Required action 1: Sum up the forum thread in two sentences.
Required action 2: Retype the part of the forum thread starting with "If I was entering, I'd" and going on through "of the contest.".

Document passage:
They would never test for albuterol, alupent or other bronchial dialators.

Eph maybe but not that stuff.

Well, for the safest Id use just test.

But others use Anadrol, and I think anavar is another one, D-bol worked very well for me but I gained way too much weight.

Is there a weight requirement?

8-10 weeks otta do it with test, probably put 40 lbs on that bench.

Start about 10.5 weeks out and pow you will be there.


----------



## big (Sep 14, 2004)

Depends on your stats and whether you've used steroids before as to whether you should be using roids for this.

If I was entering, I'd be in the above 90kg category by quite some way (too many pies lol) so wouldn't worry about weight gain. In that case, I'd run test, tren and anadrol. Swap the drol for var if you won't want so much weight gain, and if it's a big concern, make sure the test is fast acting.

As for your routine, it depends on how long you've got. IMO at that level you want to be running a dual factor routine. You want to be peaking at the time of the contest, so there's no sense in trying to continually load. Load for as long as you can, keeping the last 4-5 weeks or so free for a deload and a ramp with intensity. The ramp with intensity should (hopefully lol) peak at the time of the contest.

It might also be worth working on speed work during the loading period too.


----------



## hackskii (Jul 27, 2003)

Good post above^^^^^^^^


----------

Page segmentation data
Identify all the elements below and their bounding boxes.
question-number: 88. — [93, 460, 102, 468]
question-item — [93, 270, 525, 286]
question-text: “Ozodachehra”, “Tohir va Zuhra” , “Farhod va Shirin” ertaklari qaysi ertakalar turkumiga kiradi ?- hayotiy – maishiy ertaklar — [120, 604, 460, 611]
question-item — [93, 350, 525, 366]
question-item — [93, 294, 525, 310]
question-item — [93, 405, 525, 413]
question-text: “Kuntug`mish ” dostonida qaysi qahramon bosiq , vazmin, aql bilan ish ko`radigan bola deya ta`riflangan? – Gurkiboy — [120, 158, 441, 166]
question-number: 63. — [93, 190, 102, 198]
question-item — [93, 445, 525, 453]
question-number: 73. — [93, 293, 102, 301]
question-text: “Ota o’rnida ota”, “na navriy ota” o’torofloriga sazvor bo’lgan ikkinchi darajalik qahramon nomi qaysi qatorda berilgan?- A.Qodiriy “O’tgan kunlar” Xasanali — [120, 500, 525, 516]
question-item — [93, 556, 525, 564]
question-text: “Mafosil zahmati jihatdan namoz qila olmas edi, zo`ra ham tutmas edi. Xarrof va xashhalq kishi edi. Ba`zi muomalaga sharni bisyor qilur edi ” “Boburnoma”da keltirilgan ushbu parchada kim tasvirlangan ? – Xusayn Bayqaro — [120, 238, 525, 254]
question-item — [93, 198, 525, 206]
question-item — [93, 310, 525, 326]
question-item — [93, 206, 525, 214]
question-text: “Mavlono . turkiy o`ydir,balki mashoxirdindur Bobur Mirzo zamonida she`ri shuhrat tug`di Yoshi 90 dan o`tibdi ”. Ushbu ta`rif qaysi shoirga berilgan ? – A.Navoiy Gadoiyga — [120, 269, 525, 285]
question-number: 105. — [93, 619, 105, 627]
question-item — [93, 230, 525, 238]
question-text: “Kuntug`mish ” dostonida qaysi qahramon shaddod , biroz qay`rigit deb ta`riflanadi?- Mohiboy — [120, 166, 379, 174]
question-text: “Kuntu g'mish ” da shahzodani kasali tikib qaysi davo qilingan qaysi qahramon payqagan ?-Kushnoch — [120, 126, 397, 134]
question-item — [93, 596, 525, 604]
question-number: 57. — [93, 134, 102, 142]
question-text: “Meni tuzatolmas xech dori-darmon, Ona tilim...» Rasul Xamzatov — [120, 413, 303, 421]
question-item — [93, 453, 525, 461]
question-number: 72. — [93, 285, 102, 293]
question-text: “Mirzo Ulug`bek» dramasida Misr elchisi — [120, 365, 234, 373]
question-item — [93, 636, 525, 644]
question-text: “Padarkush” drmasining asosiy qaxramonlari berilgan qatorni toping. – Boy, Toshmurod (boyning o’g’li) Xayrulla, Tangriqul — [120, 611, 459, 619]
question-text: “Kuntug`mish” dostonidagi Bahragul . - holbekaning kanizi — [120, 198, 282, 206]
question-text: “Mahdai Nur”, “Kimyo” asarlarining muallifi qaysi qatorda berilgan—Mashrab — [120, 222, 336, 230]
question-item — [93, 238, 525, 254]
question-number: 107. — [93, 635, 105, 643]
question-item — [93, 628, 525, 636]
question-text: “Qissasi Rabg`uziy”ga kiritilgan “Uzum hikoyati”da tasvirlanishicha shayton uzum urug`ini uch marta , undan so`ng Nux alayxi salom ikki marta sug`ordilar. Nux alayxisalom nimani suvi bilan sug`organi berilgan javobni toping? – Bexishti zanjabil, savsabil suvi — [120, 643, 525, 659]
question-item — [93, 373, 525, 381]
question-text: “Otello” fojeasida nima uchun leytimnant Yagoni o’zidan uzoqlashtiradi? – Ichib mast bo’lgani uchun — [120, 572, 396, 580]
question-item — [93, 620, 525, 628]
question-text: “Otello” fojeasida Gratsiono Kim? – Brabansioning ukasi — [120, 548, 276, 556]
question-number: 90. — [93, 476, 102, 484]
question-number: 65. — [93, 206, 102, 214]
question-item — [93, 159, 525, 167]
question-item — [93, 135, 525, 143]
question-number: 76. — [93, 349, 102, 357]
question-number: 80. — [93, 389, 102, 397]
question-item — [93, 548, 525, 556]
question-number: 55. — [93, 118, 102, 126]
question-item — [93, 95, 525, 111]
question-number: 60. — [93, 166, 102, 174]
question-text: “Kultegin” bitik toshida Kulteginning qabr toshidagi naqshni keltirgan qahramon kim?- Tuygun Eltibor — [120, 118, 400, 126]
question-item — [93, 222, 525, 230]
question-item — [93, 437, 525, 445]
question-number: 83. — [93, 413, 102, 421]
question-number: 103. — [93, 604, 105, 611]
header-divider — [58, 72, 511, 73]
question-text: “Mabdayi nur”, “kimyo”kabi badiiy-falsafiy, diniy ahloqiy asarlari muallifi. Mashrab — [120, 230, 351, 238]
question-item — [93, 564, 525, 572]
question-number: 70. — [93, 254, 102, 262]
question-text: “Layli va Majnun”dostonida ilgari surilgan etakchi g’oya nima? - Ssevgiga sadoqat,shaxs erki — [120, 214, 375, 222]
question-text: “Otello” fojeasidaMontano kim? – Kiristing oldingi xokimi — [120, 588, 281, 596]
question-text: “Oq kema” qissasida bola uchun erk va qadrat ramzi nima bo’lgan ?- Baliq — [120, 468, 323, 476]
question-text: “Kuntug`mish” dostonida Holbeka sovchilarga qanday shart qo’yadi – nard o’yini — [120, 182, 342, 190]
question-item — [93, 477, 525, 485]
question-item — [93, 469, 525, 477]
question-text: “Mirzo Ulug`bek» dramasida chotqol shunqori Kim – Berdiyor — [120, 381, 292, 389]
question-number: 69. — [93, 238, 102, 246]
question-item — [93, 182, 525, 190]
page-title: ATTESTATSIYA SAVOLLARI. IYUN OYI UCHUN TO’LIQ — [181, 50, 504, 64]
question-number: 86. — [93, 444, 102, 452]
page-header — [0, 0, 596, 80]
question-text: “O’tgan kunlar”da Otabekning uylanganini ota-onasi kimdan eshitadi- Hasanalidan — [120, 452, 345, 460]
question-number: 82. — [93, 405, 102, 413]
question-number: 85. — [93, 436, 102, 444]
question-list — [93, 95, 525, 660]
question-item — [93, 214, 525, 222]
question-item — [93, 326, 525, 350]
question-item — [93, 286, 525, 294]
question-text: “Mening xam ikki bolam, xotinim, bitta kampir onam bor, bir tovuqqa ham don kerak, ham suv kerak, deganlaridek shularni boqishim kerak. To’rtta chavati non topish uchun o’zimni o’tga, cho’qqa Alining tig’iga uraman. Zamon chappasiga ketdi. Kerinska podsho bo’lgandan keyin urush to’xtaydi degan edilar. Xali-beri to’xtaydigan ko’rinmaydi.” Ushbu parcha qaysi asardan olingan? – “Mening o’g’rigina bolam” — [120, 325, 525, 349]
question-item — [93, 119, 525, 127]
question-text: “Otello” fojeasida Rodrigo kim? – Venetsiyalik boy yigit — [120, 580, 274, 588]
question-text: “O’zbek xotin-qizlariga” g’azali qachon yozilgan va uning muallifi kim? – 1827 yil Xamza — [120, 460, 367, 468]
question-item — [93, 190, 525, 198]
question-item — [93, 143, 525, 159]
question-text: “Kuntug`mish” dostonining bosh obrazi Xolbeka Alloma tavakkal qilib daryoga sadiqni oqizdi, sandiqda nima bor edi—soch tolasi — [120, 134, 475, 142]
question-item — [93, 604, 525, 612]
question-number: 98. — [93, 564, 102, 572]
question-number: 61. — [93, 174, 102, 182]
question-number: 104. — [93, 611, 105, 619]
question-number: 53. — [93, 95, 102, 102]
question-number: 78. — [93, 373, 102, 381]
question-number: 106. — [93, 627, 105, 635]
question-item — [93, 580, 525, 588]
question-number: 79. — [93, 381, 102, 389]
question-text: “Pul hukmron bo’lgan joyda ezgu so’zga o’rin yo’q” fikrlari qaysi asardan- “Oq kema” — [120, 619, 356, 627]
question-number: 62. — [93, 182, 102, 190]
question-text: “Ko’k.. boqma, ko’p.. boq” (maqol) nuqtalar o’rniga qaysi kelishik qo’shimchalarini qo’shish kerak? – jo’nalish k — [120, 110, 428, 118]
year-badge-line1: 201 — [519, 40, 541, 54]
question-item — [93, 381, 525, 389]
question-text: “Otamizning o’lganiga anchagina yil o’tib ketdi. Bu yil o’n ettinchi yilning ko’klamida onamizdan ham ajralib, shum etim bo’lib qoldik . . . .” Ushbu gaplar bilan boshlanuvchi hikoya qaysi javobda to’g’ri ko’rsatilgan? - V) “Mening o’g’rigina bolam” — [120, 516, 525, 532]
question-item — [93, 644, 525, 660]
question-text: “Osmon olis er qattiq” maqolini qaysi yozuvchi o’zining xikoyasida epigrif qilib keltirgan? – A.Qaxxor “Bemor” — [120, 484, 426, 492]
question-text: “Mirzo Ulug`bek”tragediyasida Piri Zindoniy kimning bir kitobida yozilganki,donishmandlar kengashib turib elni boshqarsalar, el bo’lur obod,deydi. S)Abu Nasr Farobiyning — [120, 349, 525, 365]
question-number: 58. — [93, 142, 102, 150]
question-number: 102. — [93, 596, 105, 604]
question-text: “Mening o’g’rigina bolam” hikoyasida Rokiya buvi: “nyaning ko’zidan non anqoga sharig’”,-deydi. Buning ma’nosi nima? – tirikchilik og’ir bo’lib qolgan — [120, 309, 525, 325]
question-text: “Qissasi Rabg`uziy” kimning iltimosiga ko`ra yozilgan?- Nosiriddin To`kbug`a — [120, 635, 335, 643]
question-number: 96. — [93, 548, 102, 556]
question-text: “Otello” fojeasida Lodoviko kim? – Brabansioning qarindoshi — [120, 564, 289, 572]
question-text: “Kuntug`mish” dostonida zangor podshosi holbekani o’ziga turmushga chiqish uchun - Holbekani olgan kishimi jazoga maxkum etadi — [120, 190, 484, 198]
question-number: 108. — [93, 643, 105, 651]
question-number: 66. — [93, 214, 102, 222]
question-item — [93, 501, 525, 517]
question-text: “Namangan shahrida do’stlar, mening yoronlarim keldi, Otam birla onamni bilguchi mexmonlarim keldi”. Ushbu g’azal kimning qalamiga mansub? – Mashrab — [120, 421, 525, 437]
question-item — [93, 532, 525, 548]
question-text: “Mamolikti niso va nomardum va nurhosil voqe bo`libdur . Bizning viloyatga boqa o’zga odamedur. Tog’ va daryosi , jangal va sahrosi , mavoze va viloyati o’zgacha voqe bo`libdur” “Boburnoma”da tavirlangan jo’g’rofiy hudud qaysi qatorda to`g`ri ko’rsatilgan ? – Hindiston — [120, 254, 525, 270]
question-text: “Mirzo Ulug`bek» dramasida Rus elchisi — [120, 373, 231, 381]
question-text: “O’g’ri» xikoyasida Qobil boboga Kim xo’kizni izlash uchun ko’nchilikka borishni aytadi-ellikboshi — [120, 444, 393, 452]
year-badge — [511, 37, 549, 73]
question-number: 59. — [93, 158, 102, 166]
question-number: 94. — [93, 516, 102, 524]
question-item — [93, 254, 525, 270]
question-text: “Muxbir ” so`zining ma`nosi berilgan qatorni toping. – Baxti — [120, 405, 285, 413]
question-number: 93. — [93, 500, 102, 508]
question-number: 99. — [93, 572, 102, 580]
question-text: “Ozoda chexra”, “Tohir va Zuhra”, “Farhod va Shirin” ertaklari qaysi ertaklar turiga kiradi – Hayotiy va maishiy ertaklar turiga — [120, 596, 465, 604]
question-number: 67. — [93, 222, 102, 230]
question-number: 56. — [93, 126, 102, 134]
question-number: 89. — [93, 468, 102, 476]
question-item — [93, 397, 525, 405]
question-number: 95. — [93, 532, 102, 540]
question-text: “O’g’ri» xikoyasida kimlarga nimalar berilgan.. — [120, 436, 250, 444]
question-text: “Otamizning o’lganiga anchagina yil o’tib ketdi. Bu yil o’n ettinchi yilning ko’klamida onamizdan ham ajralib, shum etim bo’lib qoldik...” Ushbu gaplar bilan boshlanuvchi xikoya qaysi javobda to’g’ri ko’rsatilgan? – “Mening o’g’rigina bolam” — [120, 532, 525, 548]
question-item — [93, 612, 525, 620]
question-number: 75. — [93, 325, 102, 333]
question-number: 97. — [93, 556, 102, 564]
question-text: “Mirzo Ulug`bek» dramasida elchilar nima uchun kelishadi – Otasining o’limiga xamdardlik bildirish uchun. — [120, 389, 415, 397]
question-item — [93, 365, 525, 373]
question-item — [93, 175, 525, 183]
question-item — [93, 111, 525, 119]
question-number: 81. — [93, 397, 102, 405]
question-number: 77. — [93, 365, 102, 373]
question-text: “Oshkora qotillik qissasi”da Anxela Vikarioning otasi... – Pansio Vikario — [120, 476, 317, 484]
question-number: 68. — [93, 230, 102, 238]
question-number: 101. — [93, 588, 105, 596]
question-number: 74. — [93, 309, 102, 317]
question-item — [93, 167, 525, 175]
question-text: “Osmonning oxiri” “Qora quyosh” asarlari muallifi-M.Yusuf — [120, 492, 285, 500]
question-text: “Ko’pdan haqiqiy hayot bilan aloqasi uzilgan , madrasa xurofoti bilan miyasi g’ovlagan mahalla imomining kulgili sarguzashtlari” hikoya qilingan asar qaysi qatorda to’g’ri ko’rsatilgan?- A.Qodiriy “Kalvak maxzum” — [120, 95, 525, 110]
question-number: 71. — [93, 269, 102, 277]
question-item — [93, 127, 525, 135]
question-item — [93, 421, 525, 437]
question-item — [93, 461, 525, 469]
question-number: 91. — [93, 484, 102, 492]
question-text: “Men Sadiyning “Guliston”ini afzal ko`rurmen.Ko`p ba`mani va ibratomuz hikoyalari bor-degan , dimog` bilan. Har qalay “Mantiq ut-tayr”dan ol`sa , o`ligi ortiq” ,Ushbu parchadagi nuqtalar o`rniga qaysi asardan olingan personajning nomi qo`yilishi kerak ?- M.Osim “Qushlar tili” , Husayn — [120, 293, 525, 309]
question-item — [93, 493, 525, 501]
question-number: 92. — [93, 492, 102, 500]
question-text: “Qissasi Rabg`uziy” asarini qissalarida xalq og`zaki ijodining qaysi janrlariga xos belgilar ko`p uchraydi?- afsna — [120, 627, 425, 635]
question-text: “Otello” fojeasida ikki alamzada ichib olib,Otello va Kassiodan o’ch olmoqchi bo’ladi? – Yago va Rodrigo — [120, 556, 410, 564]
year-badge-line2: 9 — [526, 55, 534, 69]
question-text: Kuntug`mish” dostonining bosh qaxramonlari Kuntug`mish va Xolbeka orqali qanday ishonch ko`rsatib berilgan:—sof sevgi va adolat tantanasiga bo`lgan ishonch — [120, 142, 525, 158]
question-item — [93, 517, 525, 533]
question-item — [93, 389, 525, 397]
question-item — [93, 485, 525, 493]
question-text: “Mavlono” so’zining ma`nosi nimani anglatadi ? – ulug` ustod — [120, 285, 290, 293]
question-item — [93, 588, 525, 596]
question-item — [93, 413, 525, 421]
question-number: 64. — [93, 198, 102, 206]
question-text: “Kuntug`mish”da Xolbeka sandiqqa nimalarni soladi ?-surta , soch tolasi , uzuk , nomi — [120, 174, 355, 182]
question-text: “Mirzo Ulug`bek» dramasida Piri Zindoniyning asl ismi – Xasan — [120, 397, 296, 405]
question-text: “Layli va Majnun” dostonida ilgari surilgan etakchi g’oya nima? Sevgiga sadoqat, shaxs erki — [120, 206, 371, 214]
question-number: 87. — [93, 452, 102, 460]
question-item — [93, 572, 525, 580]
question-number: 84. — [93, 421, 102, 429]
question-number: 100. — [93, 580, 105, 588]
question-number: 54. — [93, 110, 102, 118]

Exercise answer 1: Posters weigh which steroids to use before a contest: test is named as the safest choice, and Anadrol, anavar and D-bol are mentioned as others people use. One poster advises choosing drugs according to concern about weight gain and loading for as long as possible, keeping the last 4-5 weeks for a deload and a ramp with intensity so as to peak at the time of the contest.

Exercise answer 2:
If I was entering, I'd be in the above 90kg category by quite some way (too many pies lol) so wouldn't worry about weight gain. In that case, I'd run test, tren and anadrol. Swap the drol for var if you won't want so much weight gain, and if it's a big concern, make sure the test is fast acting.

As for your routine, it depends on how long you've got. IMO at that level you want to be running a dual factor routine. You want to be peaking at the time of the contest, so there's no sense in trying to continually load. Load for as long as you can, keeping the last 4-5 weeks or so free for a deload and a ramp with intensity. The ramp with intensity should (hopefully lol) peak at the time of the contest.